**Written task**
Write out again only the lines running from the one that contains "Convert this screenshot" to the end of the records below, including both the first and the last.

━━━━

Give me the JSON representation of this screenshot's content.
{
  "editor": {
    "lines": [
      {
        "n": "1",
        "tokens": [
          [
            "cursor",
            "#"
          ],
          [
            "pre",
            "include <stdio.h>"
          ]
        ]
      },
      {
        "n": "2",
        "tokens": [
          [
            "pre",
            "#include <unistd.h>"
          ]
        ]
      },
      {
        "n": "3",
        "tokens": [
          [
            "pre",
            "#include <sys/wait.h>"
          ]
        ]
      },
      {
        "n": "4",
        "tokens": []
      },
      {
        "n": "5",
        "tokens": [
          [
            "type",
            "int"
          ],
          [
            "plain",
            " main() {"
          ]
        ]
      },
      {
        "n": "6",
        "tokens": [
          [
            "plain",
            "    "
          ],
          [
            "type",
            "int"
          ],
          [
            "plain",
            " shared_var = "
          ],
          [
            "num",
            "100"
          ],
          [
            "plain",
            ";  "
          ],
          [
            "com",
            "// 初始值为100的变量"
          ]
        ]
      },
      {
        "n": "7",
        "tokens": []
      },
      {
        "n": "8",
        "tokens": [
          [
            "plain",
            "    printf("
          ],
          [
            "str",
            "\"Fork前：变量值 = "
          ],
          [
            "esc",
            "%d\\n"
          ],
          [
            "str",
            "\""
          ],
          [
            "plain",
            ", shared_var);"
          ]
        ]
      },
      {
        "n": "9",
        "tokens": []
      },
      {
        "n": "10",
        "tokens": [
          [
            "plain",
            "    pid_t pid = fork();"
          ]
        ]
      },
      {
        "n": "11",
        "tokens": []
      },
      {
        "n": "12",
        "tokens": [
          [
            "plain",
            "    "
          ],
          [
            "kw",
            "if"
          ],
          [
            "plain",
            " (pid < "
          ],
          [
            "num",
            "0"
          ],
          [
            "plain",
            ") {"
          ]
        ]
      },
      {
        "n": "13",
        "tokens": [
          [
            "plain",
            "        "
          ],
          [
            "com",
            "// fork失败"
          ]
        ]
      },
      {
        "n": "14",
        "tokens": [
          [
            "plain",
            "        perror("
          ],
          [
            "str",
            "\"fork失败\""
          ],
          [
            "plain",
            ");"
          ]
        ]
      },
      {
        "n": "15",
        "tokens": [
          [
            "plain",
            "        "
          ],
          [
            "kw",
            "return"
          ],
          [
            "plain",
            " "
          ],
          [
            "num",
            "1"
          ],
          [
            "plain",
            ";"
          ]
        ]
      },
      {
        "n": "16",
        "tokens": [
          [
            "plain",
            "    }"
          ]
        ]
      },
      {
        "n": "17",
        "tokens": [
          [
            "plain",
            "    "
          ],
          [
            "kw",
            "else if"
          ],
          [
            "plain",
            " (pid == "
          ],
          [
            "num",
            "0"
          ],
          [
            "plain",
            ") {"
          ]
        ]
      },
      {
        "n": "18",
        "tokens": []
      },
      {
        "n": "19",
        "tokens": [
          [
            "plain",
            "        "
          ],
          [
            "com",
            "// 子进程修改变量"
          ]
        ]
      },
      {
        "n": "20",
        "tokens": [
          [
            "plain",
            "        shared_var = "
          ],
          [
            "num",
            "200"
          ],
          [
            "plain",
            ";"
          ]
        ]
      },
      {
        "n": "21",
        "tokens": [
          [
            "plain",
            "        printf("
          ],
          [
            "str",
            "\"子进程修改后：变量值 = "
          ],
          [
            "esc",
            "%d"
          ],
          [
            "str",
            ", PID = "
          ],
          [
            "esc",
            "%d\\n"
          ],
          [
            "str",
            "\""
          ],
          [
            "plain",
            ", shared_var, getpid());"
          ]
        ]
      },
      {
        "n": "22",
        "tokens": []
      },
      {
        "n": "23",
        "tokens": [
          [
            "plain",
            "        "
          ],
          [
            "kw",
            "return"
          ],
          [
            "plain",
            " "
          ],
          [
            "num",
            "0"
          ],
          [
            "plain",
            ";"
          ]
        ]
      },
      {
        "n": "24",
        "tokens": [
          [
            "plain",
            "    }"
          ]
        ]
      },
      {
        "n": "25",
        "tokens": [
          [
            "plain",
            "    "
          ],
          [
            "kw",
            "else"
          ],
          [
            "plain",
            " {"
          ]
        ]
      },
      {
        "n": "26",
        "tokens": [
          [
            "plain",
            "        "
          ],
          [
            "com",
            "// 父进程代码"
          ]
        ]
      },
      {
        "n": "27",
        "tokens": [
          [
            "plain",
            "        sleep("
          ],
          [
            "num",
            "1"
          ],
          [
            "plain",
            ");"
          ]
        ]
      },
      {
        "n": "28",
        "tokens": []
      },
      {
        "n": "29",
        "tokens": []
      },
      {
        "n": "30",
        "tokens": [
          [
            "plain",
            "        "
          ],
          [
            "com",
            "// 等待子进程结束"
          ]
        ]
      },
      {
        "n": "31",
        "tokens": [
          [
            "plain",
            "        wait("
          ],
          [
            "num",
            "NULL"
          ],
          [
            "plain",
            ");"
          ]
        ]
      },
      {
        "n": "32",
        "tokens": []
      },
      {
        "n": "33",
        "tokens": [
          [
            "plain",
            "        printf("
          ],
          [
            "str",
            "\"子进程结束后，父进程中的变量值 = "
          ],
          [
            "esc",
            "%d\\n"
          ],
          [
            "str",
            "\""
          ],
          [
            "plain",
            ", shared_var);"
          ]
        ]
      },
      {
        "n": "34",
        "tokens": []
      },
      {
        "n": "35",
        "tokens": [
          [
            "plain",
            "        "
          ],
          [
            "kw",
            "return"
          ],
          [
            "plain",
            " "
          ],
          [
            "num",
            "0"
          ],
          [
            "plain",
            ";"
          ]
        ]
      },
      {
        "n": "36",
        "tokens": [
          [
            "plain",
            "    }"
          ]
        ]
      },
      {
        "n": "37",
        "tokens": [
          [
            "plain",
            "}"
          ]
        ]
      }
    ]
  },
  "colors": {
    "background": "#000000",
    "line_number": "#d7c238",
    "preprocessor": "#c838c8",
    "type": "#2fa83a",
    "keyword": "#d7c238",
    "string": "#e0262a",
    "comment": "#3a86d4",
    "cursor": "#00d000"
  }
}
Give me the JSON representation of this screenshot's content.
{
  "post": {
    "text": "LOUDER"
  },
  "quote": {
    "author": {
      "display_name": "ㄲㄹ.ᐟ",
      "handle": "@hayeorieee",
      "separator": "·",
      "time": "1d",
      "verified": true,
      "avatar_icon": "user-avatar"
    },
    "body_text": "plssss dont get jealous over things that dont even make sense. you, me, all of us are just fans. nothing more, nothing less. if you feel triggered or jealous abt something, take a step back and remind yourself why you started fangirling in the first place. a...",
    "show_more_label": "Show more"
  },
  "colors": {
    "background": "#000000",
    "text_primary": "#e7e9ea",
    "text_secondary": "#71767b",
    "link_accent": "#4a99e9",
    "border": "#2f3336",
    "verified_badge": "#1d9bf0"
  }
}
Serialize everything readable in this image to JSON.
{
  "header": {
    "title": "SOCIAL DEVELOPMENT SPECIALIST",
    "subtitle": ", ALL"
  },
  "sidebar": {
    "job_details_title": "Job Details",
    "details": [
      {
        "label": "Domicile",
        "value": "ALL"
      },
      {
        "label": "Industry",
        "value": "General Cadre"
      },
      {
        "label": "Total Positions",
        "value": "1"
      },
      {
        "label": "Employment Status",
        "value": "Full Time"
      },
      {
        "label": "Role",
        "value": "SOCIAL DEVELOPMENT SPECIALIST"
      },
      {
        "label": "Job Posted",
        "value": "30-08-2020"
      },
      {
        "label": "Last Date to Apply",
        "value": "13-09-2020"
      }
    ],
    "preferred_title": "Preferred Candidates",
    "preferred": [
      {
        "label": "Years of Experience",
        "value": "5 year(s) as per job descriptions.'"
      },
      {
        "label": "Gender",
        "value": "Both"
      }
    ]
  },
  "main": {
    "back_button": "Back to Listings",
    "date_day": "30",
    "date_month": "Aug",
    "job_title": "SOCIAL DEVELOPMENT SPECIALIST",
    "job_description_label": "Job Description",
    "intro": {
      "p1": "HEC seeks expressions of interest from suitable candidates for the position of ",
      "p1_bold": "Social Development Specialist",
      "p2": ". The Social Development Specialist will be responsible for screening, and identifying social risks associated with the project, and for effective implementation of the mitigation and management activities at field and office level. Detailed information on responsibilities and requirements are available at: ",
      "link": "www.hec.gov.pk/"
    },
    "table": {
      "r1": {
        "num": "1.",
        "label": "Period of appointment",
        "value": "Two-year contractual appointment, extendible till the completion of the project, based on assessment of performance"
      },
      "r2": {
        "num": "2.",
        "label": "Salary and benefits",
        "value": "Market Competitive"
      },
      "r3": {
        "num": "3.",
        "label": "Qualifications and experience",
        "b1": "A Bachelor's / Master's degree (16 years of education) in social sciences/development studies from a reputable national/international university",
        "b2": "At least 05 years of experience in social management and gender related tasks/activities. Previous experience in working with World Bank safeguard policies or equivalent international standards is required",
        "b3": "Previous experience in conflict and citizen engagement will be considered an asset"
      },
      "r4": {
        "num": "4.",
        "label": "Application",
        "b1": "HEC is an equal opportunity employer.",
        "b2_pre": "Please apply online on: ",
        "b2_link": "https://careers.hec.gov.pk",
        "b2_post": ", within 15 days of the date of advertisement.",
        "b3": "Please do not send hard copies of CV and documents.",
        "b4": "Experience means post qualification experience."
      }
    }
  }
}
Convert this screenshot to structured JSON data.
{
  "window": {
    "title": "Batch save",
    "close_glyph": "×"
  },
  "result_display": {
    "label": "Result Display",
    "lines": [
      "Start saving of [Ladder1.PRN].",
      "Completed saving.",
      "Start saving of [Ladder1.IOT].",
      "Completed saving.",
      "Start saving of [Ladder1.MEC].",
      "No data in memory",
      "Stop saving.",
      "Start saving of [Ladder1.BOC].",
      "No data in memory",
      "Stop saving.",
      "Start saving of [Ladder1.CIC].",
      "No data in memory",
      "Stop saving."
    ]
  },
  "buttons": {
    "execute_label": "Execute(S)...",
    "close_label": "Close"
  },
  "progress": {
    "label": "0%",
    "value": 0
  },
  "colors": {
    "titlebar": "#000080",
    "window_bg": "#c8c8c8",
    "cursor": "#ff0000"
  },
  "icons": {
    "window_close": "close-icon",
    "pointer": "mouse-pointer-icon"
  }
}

━━━━

**Answer for the task**
Convert this screenshot to structured JSON data.
{
  "window": {
    "title": "Batch save",
    "close_glyph": "×"
  },
  "result_display": {
    "label": "Result Display",
    "lines": [
      "Start saving of [Ladder1.PRN].",
      "Completed saving.",
      "Start saving of [Ladder1.IOT].",
      "Completed saving.",
      "Start saving of [Ladder1.MEC].",
      "No data in memory",
      "Stop saving.",
      "Start saving of [Ladder1.BOC].",
      "No data in memory",
      "Stop saving.",
      "Start saving of [Ladder1.CIC].",
      "No data in memory",
      "Stop saving."
    ]
  },
  "buttons": {
    "execute_label": "Execute(S)...",
    "close_label": "Close"
  },
  "progress": {
    "label": "0%",
    "value": 0
  },
  "colors": {
    "titlebar": "#000080",
    "window_bg": "#c8c8c8",
    "cursor": "#ff0000"
  },
  "icons": {
    "window_close": "close-icon",
    "pointer": "mouse-pointer-icon"
  }
}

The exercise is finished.